Records:

######

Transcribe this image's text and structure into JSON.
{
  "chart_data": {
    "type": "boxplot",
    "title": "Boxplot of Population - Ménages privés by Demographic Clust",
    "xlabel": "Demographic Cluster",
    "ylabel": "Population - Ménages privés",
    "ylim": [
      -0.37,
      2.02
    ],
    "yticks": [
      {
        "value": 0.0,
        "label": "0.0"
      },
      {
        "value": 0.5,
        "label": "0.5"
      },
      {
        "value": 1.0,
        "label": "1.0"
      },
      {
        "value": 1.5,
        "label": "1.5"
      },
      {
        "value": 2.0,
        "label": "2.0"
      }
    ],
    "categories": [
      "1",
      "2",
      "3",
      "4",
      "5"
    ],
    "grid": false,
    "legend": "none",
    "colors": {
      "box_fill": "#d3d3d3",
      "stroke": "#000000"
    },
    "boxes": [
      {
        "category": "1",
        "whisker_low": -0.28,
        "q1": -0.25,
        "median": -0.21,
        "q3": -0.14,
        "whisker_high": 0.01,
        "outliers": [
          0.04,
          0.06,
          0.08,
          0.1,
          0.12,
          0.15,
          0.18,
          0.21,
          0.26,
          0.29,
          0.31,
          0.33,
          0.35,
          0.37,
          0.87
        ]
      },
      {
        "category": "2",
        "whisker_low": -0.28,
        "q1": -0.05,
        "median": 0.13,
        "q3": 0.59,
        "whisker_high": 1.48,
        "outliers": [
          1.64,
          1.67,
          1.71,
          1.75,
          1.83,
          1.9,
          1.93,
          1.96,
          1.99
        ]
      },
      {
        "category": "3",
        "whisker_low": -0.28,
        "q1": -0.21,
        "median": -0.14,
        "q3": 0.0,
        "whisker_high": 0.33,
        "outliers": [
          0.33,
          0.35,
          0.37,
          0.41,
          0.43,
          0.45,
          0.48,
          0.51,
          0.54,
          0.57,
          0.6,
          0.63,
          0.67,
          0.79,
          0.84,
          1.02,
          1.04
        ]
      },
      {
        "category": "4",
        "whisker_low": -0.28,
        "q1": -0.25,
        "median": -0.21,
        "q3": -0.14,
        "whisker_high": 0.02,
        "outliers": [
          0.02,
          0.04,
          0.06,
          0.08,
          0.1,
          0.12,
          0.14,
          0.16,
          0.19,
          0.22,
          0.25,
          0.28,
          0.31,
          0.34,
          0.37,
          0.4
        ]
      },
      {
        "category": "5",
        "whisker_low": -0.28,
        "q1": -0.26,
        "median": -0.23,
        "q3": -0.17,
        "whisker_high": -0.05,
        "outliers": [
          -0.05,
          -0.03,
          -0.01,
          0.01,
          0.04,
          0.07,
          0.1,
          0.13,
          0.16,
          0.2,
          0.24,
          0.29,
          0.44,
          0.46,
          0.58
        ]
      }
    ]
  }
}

######

Reproduce every line of the data verbatim.

Transcribe this image's text and structure into JSON.
{
  "chart_data": {
    "type": "boxplot",
    "title": "Boxplot of Population - Ménages privés by Demographic Clust",
    "xlabel": "Demographic Cluster",
    "ylabel": "Population - Ménages privés",
    "ylim": [
      -0.37,
      2.02
    ],
    "yticks": [
      {
        "value": 0.0,
        "label": "0.0"
      },
      {
        "value": 0.5,
        "label": "0.5"
      },
      {
        "value": 1.0,
        "label": "1.0"
      },
      {
        "value": 1.5,
        "label": "1.5"
      },
      {
        "value": 2.0,
        "label": "2.0"
      }
    ],
    "categories": [
      "1",
      "2",
      "3",
      "4",
      "5"
    ],
    "grid": false,
    "legend": "none",
    "colors": {
      "box_fill": "#d3d3d3",
      "stroke": "#000000"
    },
    "boxes": [
      {
        "category": "1",
        "whisker_low": -0.28,
        "q1": -0.25,
        "median": -0.21,
        "q3": -0.14,
        "whisker_high": 0.01,
        "outliers": [
          0.04,
          0.06,
          0.08,
          0.1,
          0.12,
          0.15,
          0.18,
          0.21,
          0.26,
          0.29,
          0.31,
          0.33,
          0.35,
          0.37,
          0.87
        ]
      },
      {
        "category": "2",
        "whisker_low": -0.28,
        "q1": -0.05,
        "median": 0.13,
        "q3": 0.59,
        "whisker_high": 1.48,
        "outliers": [
          1.64,
          1.67,
          1.71,
          1.75,
          1.83,
          1.9,
          1.93,
          1.96,
          1.99
        ]
      },
      {
        "category": "3",
        "whisker_low": -0.28,
        "q1": -0.21,
        "median": -0.14,
        "q3": 0.0,
        "whisker_high": 0.33,
        "outliers": [
          0.33,
          0.35,
          0.37,
          0.41,
          0.43,
          0.45,
          0.48,
          0.51,
          0.54,
          0.57,
          0.6,
          0.63,
          0.67,
          0.79,
          0.84,
          1.02,
          1.04
        ]
      },
      {
        "category": "4",
        "whisker_low": -0.28,
        "q1": -0.25,
        "median": -0.21,
        "q3": -0.14,
        "whisker_high": 0.02,
        "outliers": [
          0.02,
          0.04,
          0.06,
          0.08,
          0.1,
          0.12,
          0.14,
          0.16,
          0.19,
          0.22,
          0.25,
          0.28,
          0.31,
          0.34,
          0.37,
          0.4
        ]
      },
      {
        "category": "5",
        "whisker_low": -0.28,
        "q1": -0.26,
        "median": -0.23,
        "q3": -0.17,
        "whisker_high": -0.05,
        "outliers": [
          -0.05,
          -0.03,
          -0.01,
          0.01,
          0.04,
          0.07,
          0.1,
          0.13,
          0.16,
          0.2,
          0.24,
          0.29,
          0.44,
          0.46,
          0.58
        ]
      }
    ]
  }
}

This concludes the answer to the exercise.